Given instruction
Give an exact transcription of every line, dropping the images.

___ Data extract

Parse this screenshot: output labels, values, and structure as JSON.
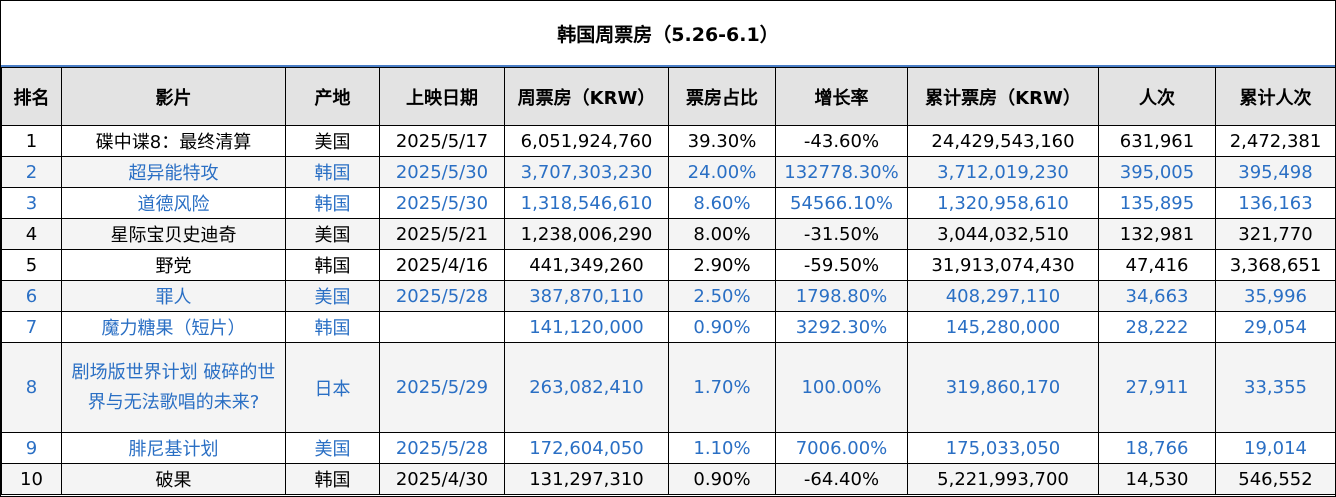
{
  "title": "韩国周票房（5.26-6.1）",
  "columns": [
    "排名",
    "影片",
    "产地",
    "上映日期",
    "周票房（KRW）",
    "票房占比",
    "增长率",
    "累计票房（KRW）",
    "人次",
    "累计人次"
  ],
  "rows": [
    {
      "rank": "1",
      "film": "碟中谍8：最终清算",
      "origin": "美国",
      "release": "2025/5/17",
      "weekly": "6,051,924,760",
      "share": "39.30%",
      "growth": "-43.60%",
      "total": "24,429,543,160",
      "admissions": "631,961",
      "total_admissions": "2,472,381"
    },
    {
      "rank": "2",
      "film": "超异能特攻",
      "origin": "韩国",
      "release": "2025/5/30",
      "weekly": "3,707,303,230",
      "share": "24.00%",
      "growth": "132778.30%",
      "total": "3,712,019,230",
      "admissions": "395,005",
      "total_admissions": "395,498"
    },
    {
      "rank": "3",
      "film": "道德风险",
      "origin": "韩国",
      "release": "2025/5/30",
      "weekly": "1,318,546,610",
      "share": "8.60%",
      "growth": "54566.10%",
      "total": "1,320,958,610",
      "admissions": "135,895",
      "total_admissions": "136,163"
    },
    {
      "rank": "4",
      "film": "星际宝贝史迪奇",
      "origin": "美国",
      "release": "2025/5/21",
      "weekly": "1,238,006,290",
      "share": "8.00%",
      "growth": "-31.50%",
      "total": "3,044,032,510",
      "admissions": "132,981",
      "total_admissions": "321,770"
    },
    {
      "rank": "5",
      "film": "野党",
      "origin": "韩国",
      "release": "2025/4/16",
      "weekly": "441,349,260",
      "share": "2.90%",
      "growth": "-59.50%",
      "total": "31,913,074,430",
      "admissions": "47,416",
      "total_admissions": "3,368,651"
    },
    {
      "rank": "6",
      "film": "罪人",
      "origin": "美国",
      "release": "2025/5/28",
      "weekly": "387,870,110",
      "share": "2.50%",
      "growth": "1798.80%",
      "total": "408,297,110",
      "admissions": "34,663",
      "total_admissions": "35,996"
    },
    {
      "rank": "7",
      "film": "魔力糖果（短片）",
      "origin": "韩国",
      "release": "",
      "weekly": "141,120,000",
      "share": "0.90%",
      "growth": "3292.30%",
      "total": "145,280,000",
      "admissions": "28,222",
      "total_admissions": "29,054"
    },
    {
      "rank": "8",
      "film": "剧场版世界计划 破碎的世界与无法歌唱的未来?",
      "origin": "日本",
      "release": "2025/5/29",
      "weekly": "263,082,410",
      "share": "1.70%",
      "growth": "100.00%",
      "total": "319,860,170",
      "admissions": "27,911",
      "total_admissions": "33,355"
    },
    {
      "rank": "9",
      "film": "腓尼基计划",
      "origin": "美国",
      "release": "2025/5/28",
      "weekly": "172,604,050",
      "share": "1.10%",
      "growth": "7006.00%",
      "total": "175,033,050",
      "admissions": "18,766",
      "total_admissions": "19,014"
    },
    {
      "rank": "10",
      "film": "破果",
      "origin": "韩国",
      "release": "2025/4/30",
      "weekly": "131,297,310",
      "share": "0.90%",
      "growth": "-64.40%",
      "total": "5,221,993,700",
      "admissions": "14,530",
      "total_admissions": "546,552"
    }
  ],
  "colors": {
    "header_bg": "#e3e3e3",
    "link_text": "#2a6fc4",
    "accent_line": "#4a7ec6",
    "border": "#000000"
  }
}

______

Final answer
Parse this screenshot: output labels, values, and structure as JSON.
{
  "title": "韩国周票房（5.26-6.1）",
  "columns": [
    "排名",
    "影片",
    "产地",
    "上映日期",
    "周票房（KRW）",
    "票房占比",
    "增长率",
    "累计票房（KRW）",
    "人次",
    "累计人次"
  ],
  "rows": [
    {
      "rank": "1",
      "film": "碟中谍8：最终清算",
      "origin": "美国",
      "release": "2025/5/17",
      "weekly": "6,051,924,760",
      "share": "39.30%",
      "growth": "-43.60%",
      "total": "24,429,543,160",
      "admissions": "631,961",
      "total_admissions": "2,472,381"
    },
    {
      "rank": "2",
      "film": "超异能特攻",
      "origin": "韩国",
      "release": "2025/5/30",
      "weekly": "3,707,303,230",
      "share": "24.00%",
      "growth": "132778.30%",
      "total": "3,712,019,230",
      "admissions": "395,005",
      "total_admissions": "395,498"
    },
    {
      "rank": "3",
      "film": "道德风险",
      "origin": "韩国",
      "release": "2025/5/30",
      "weekly": "1,318,546,610",
      "share": "8.60%",
      "growth": "54566.10%",
      "total": "1,320,958,610",
      "admissions": "135,895",
      "total_admissions": "136,163"
    },
    {
      "rank": "4",
      "film": "星际宝贝史迪奇",
      "origin": "美国",
      "release": "2025/5/21",
      "weekly": "1,238,006,290",
      "share": "8.00%",
      "growth": "-31.50%",
      "total": "3,044,032,510",
      "admissions": "132,981",
      "total_admissions": "321,770"
    },
    {
      "rank": "5",
      "film": "野党",
      "origin": "韩国",
      "release": "2025/4/16",
      "weekly": "441,349,260",
      "share": "2.90%",
      "growth": "-59.50%",
      "total": "31,913,074,430",
      "admissions": "47,416",
      "total_admissions": "3,368,651"
    },
    {
      "rank": "6",
      "film": "罪人",
      "origin": "美国",
      "release": "2025/5/28",
      "weekly": "387,870,110",
      "share": "2.50%",
      "growth": "1798.80%",
      "total": "408,297,110",
      "admissions": "34,663",
      "total_admissions": "35,996"
    },
    {
      "rank": "7",
      "film": "魔力糖果（短片）",
      "origin": "韩国",
      "release": "",
      "weekly": "141,120,000",
      "share": "0.90%",
      "growth": "3292.30%",
      "total": "145,280,000",
      "admissions": "28,222",
      "total_admissions": "29,054"
    },
    {
      "rank": "8",
      "film": "剧场版世界计划 破碎的世界与无法歌唱的未来?",
      "origin": "日本",
      "release": "2025/5/29",
      "weekly": "263,082,410",
      "share": "1.70%",
      "growth": "100.00%",
      "total": "319,860,170",
      "admissions": "27,911",
      "total_admissions": "33,355"
    },
    {
      "rank": "9",
      "film": "腓尼基计划",
      "origin": "美国",
      "release": "2025/5/28",
      "weekly": "172,604,050",
      "share": "1.10%",
      "growth": "7006.00%",
      "total": "175,033,050",
      "admissions": "18,766",
      "total_admissions": "19,014"
    },
    {
      "rank": "10",
      "film": "破果",
      "origin": "韩国",
      "release": "2025/4/30",
      "weekly": "131,297,310",
      "share": "0.90%",
      "growth": "-64.40%",
      "total": "5,221,993,700",
      "admissions": "14,530",
      "total_admissions": "546,552"
    }
  ],
  "colors": {
    "header_bg": "#e3e3e3",
    "link_text": "#2a6fc4",
    "accent_line": "#4a7ec6",
    "border": "#000000"
  }
}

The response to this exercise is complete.